The input:
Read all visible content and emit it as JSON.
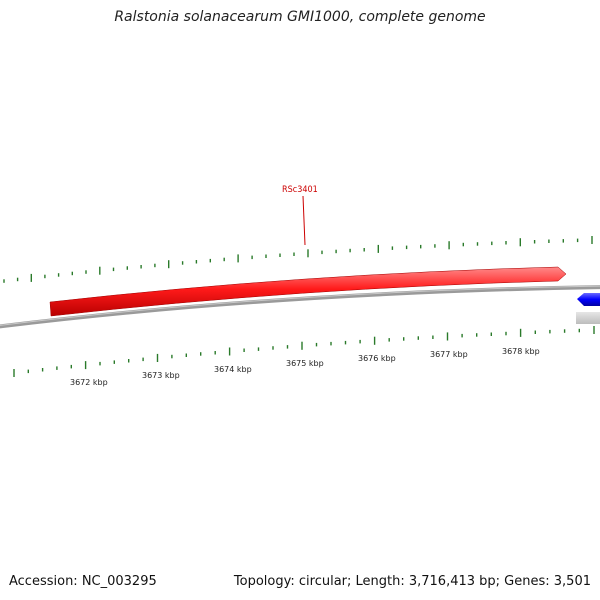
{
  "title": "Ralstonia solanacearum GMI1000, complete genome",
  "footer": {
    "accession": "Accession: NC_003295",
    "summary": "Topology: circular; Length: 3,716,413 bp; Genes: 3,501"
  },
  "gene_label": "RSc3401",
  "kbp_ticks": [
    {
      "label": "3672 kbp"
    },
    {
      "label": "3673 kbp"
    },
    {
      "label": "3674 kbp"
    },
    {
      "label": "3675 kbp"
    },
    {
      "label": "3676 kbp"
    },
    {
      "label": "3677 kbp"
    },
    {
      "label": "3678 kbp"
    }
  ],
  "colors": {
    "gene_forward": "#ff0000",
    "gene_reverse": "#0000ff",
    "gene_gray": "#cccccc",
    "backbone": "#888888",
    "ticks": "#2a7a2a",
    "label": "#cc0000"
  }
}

Assigned task: A word-for-word copy of the listing is needed, with no pictures in it.

Answer:
Read all visible content and emit it as JSON.
{
  "title": "Ralstonia solanacearum GMI1000, complete genome",
  "footer": {
    "accession": "Accession: NC_003295",
    "summary": "Topology: circular; Length: 3,716,413 bp; Genes: 3,501"
  },
  "gene_label": "RSc3401",
  "kbp_ticks": [
    {
      "label": "3672 kbp"
    },
    {
      "label": "3673 kbp"
    },
    {
      "label": "3674 kbp"
    },
    {
      "label": "3675 kbp"
    },
    {
      "label": "3676 kbp"
    },
    {
      "label": "3677 kbp"
    },
    {
      "label": "3678 kbp"
    }
  ],
  "colors": {
    "gene_forward": "#ff0000",
    "gene_reverse": "#0000ff",
    "gene_gray": "#cccccc",
    "backbone": "#888888",
    "ticks": "#2a7a2a",
    "label": "#cc0000"
  }
}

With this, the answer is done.